YOUR OBJECTIVE
In the data below, find each line containing the string "this" and return it.

TASK DATA

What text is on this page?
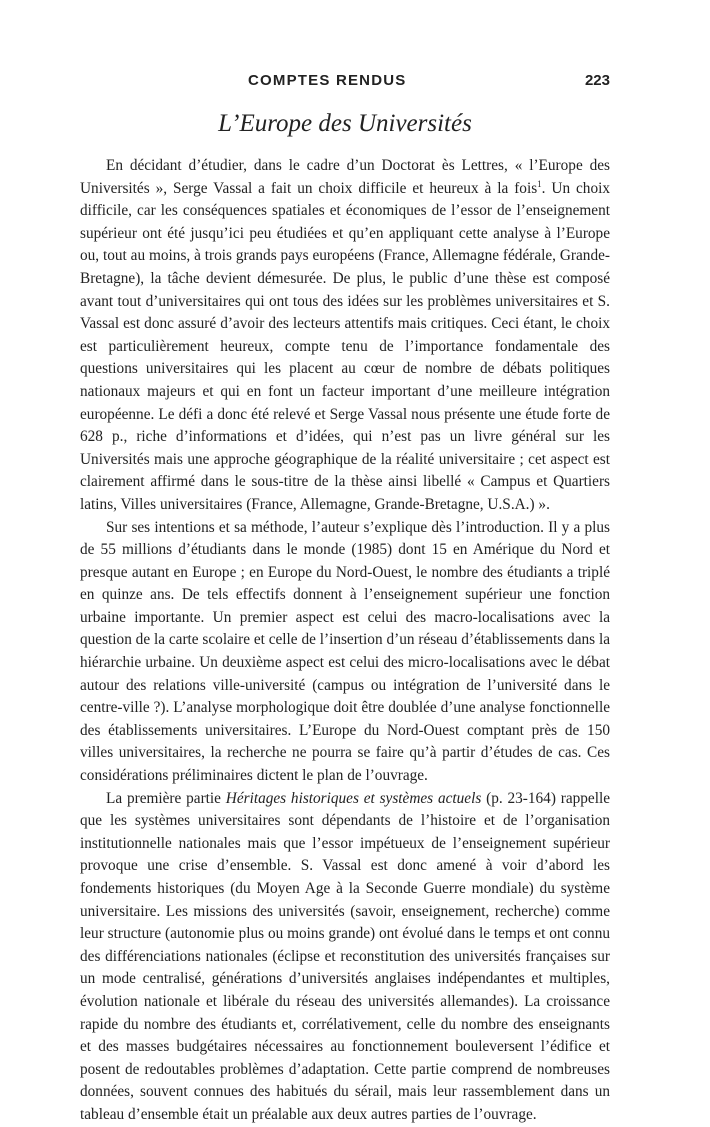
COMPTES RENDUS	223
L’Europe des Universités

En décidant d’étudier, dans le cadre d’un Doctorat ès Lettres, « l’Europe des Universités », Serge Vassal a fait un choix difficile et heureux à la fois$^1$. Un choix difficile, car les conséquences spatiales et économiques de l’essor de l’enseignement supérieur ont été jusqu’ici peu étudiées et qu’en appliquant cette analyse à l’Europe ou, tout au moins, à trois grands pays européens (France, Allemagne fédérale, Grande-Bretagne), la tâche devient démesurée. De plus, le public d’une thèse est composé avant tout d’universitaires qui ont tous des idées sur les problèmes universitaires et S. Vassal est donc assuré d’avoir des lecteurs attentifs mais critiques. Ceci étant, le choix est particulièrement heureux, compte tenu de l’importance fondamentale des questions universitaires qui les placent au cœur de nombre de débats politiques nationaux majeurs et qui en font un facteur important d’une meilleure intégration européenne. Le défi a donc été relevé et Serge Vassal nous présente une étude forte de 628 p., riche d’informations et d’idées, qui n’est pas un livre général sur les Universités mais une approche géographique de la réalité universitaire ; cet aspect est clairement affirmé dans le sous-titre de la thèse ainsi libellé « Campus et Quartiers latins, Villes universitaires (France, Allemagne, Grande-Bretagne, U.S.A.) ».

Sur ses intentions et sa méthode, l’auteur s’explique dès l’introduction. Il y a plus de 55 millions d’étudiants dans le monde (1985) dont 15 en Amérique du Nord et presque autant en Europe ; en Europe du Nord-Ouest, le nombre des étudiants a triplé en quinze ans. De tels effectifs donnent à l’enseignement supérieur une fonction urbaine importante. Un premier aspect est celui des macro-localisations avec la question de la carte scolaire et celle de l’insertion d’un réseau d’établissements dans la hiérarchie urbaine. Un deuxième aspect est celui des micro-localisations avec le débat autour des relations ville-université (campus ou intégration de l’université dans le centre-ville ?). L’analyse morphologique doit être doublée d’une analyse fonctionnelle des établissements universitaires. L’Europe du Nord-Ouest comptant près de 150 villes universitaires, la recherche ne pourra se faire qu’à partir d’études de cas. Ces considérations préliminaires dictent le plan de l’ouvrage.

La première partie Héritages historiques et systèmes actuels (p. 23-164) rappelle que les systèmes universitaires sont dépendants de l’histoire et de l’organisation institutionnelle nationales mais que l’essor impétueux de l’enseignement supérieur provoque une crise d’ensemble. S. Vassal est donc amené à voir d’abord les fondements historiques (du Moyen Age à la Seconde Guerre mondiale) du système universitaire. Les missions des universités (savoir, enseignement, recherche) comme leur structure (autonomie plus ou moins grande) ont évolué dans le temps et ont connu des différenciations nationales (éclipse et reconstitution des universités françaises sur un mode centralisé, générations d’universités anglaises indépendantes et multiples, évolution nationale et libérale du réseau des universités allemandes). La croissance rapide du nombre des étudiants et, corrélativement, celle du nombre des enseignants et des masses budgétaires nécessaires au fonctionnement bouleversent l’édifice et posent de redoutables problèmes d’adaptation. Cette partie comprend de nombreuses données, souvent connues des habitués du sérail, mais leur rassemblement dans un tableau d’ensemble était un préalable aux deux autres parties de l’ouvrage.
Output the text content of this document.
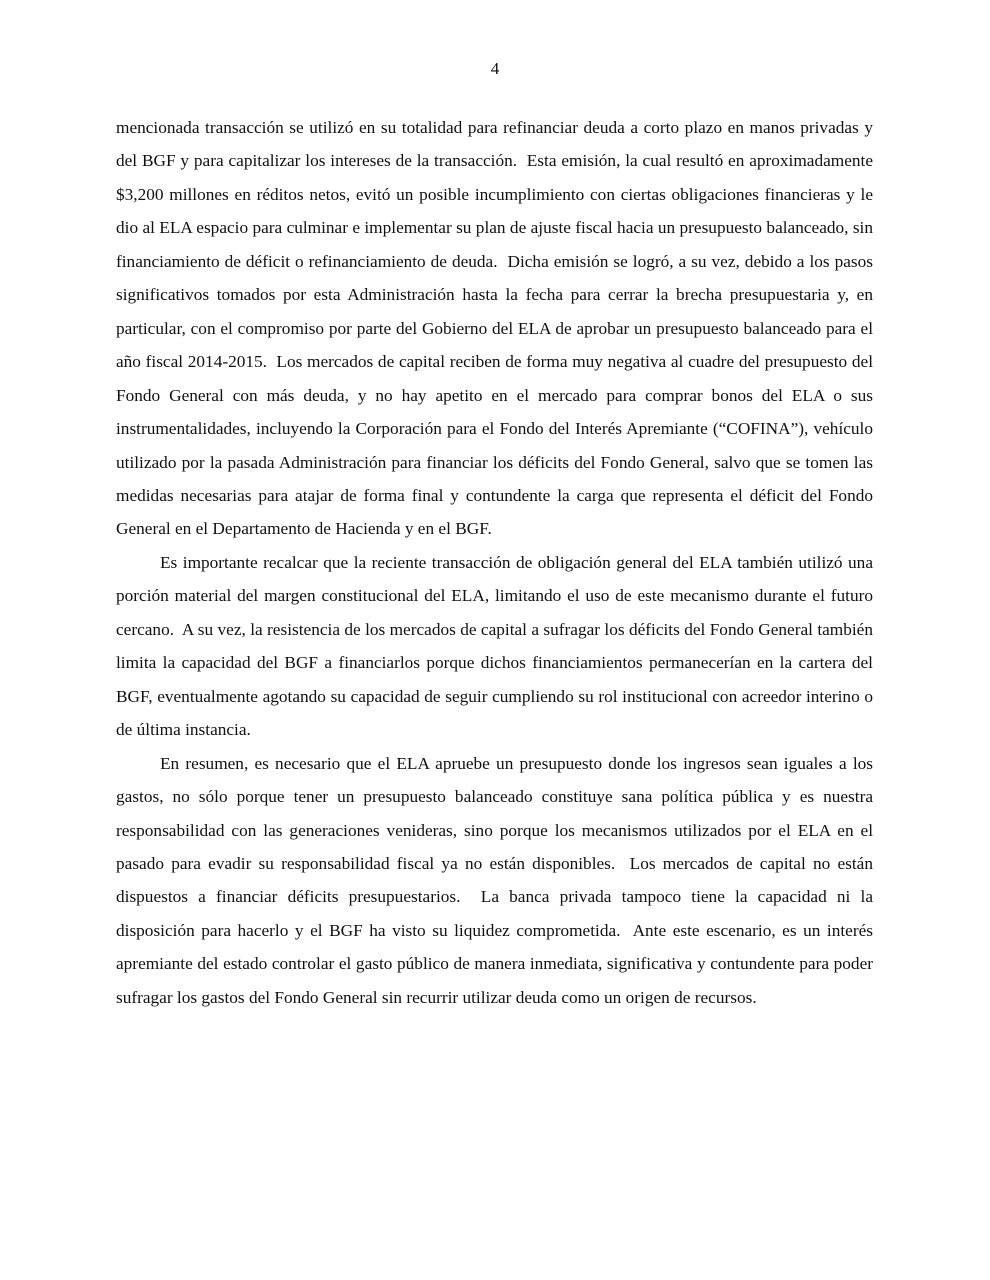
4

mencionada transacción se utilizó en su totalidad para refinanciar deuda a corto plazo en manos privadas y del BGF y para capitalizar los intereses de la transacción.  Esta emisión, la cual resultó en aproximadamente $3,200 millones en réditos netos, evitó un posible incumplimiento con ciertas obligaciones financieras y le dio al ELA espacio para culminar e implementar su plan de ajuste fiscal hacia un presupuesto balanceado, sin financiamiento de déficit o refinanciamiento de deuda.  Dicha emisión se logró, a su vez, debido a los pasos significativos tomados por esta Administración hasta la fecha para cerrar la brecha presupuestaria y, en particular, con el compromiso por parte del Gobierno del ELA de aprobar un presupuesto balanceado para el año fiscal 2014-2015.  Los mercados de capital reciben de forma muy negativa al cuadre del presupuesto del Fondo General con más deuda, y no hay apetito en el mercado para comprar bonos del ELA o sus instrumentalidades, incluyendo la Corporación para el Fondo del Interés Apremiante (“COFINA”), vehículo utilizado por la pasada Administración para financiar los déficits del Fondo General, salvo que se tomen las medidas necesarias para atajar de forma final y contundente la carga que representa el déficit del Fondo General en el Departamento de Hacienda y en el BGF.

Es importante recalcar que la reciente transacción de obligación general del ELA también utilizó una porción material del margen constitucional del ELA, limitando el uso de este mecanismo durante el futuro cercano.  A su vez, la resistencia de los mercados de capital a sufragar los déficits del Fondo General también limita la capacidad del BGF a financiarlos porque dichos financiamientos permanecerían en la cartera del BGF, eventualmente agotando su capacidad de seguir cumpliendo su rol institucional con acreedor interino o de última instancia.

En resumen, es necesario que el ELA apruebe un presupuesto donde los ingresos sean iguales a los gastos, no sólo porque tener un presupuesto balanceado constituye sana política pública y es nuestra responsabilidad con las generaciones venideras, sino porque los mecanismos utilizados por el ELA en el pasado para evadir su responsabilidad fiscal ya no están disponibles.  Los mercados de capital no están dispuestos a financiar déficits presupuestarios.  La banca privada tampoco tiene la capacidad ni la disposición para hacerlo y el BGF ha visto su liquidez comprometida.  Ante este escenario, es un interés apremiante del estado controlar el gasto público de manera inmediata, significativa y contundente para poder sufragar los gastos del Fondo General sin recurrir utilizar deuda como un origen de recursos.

OUTPUT
What text is on this page?
Output the text content of this document.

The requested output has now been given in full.